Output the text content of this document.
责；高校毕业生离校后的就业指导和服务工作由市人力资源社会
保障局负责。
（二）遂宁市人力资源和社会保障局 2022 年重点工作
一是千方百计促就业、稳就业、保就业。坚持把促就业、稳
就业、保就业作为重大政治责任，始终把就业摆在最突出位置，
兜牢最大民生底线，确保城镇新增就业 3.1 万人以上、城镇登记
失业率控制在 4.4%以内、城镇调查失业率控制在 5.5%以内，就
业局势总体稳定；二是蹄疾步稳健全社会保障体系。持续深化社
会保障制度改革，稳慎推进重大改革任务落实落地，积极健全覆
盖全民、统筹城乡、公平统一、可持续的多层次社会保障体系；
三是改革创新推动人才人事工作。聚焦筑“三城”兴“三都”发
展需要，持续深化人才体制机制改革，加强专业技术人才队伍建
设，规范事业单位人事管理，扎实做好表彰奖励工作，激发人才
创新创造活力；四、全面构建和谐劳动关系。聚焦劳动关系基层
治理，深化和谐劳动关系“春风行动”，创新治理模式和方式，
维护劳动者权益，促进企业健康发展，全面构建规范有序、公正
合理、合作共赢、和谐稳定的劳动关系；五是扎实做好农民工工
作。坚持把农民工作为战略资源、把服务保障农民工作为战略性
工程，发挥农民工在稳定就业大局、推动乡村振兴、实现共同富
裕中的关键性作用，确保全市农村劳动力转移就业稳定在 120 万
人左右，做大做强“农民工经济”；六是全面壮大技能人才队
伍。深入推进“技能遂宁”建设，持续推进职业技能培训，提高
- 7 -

----------------

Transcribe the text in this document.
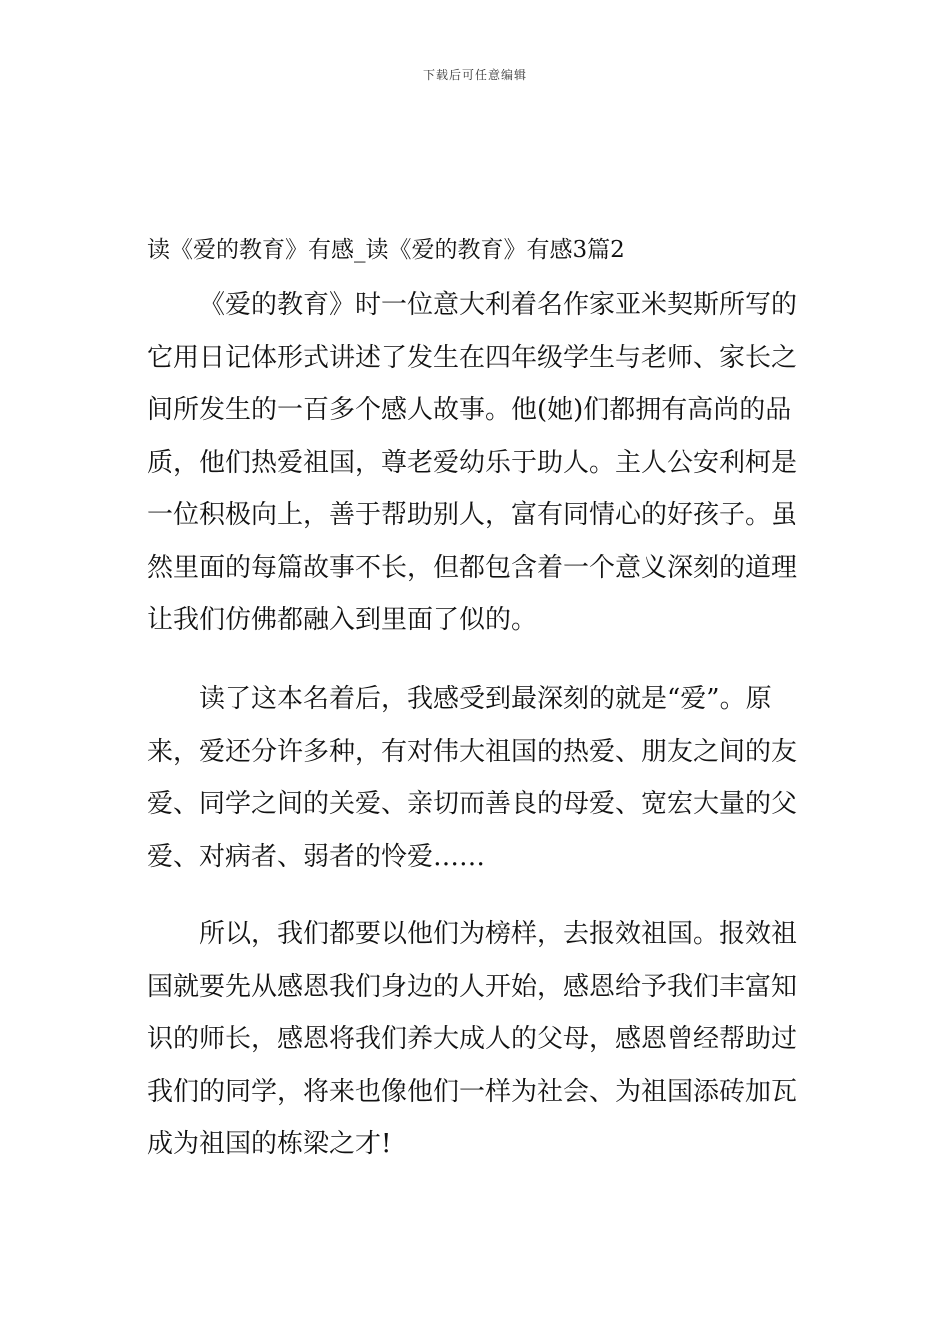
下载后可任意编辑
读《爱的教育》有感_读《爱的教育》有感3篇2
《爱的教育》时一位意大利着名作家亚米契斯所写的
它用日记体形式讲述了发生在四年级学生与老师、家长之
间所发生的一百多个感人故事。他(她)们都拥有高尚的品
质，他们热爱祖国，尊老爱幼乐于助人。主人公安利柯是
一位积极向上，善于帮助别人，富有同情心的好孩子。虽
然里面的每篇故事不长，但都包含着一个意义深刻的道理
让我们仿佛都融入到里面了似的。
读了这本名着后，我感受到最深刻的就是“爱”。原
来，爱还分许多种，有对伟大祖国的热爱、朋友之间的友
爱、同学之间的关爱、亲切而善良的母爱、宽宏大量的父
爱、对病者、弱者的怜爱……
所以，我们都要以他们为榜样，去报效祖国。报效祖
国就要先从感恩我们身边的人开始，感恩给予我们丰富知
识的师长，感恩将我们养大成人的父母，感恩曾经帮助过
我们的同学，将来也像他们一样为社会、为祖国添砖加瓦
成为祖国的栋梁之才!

----------------

Exercise
Only the number is wanted: how many lines of the data contain the word "爱的教育"?

Response to this exercise
2